• _READING TEXT_:
********

One of our trucks is an 06 with the 5.4L and as of yesterday it has 60'ish K on it. The only things we've had to do to it was replace the exhaust studs and gaskets one it one time and a couple years later (last month) we had to replace both exhaust manifolds, studs and gaskets. Both times it was after towing our skid steer and some other things on the trailer long distances. We put a K&N air induction with air filter on it and a programmable chip when it was new, other than that it's been problem free and its towed or pushed snow since it was new. 5.4L's might not have a ton of power but ours has done everything we've asked it to do. I wouldn't shy away from a 5.4L, they are solid engines!


----------



## framer1901 (Dec 18, 2005)

Just curious on why the right rear brake? Just changed ours this year.


----------



## Mid-Ohio Scaper (Aug 17, 2008)

********

• _INSTRUCTION A_: In the records, write out everything from the first line down to the line containing "relic-count-badge: 15: [12, 388, 28, 402]", renaming "relic-name" to "relic-title" and leaving all else the same.
The text and the records come from unrelated sources.

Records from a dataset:
********

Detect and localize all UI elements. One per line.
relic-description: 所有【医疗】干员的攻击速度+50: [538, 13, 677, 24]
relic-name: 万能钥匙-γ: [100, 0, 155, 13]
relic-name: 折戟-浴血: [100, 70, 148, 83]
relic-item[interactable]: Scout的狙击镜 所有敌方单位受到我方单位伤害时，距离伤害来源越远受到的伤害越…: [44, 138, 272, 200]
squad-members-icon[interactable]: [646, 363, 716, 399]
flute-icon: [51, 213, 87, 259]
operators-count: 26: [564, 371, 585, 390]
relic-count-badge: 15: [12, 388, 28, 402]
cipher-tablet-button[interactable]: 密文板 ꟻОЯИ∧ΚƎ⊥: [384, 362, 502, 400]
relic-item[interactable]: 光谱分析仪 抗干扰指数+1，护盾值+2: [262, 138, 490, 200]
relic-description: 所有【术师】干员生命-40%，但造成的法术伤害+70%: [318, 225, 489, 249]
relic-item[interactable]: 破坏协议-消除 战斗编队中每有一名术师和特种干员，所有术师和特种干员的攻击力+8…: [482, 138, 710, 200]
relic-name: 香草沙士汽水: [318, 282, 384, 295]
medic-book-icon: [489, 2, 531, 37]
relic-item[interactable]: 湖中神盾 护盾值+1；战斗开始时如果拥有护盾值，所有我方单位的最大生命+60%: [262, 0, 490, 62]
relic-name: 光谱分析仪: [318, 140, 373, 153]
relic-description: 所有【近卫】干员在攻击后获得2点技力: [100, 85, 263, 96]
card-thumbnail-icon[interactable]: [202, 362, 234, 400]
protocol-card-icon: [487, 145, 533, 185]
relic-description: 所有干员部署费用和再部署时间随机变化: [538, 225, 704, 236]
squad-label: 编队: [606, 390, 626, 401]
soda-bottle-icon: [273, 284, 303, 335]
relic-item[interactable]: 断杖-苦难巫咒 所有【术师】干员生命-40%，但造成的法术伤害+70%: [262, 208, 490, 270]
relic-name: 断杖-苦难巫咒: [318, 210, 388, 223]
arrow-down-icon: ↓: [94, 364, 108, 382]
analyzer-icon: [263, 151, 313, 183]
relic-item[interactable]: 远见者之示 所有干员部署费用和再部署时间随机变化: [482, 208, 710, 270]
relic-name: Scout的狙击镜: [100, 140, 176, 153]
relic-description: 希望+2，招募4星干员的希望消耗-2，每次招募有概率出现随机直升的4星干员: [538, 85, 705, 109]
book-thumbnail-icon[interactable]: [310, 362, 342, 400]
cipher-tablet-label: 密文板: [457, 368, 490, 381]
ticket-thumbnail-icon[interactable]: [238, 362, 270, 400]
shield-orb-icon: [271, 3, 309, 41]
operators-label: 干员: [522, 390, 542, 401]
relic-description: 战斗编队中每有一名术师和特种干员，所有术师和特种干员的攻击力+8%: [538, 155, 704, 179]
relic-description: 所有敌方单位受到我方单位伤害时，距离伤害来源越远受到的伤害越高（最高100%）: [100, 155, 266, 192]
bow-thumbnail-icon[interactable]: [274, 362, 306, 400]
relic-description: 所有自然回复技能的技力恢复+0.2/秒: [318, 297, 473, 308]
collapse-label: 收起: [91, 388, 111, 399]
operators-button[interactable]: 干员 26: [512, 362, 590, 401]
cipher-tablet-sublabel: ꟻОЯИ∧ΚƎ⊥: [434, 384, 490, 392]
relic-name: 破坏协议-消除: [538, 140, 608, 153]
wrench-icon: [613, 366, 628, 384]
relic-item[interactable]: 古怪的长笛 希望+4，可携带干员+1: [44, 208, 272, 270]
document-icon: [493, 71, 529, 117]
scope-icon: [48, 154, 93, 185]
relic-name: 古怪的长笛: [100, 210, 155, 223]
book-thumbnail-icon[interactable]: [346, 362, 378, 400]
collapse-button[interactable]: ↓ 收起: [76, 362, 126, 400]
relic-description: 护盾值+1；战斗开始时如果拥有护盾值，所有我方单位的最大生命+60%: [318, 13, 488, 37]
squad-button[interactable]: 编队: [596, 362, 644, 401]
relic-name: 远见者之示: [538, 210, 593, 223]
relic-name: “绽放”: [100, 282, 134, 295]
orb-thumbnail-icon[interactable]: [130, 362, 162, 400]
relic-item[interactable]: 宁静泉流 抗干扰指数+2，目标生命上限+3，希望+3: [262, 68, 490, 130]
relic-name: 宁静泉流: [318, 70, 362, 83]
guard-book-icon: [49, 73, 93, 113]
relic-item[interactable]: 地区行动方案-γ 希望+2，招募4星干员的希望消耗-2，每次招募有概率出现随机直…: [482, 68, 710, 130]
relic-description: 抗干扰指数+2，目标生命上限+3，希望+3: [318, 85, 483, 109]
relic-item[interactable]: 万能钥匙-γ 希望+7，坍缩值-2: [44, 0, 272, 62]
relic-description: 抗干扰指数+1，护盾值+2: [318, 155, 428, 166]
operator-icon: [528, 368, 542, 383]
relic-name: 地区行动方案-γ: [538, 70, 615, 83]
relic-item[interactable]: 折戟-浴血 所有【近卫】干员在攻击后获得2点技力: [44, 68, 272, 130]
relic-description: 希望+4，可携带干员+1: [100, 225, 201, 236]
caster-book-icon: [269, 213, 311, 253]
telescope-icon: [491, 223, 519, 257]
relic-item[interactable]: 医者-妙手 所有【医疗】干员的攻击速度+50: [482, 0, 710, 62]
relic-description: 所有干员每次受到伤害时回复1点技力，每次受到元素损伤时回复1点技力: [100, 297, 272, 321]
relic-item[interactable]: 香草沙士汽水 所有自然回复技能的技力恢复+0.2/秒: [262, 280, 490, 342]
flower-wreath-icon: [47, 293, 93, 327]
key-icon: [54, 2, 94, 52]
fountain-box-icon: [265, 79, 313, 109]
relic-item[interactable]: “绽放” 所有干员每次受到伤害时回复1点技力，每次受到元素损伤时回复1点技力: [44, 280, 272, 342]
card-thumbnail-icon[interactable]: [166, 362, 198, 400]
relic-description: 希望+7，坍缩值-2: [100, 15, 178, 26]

********

• _INSTRUCTION B_: List the parts that the forum thread about trucks says had to be replaced on the 06 truck with the 5.4L.

• _RESPONSE A_:
Detect and localize all UI elements. One per line.
relic-description: 所有【医疗】干员的攻击速度+50: [538, 13, 677, 24]
relic-title: 万能钥匙-γ: [100, 0, 155, 13]
relic-title: 折戟-浴血: [100, 70, 148, 83]
relic-item[interactable]: Scout的狙击镜 所有敌方单位受到我方单位伤害时，距离伤害来源越远受到的伤害越…: [44, 138, 272, 200]
squad-members-icon[interactable]: [646, 363, 716, 399]
flute-icon: [51, 213, 87, 259]
operators-count: 26: [564, 371, 585, 390]
relic-count-badge: 15: [12, 388, 28, 402]

• _RESPONSE B_:
exhaust studs
gaskets
exhaust manifolds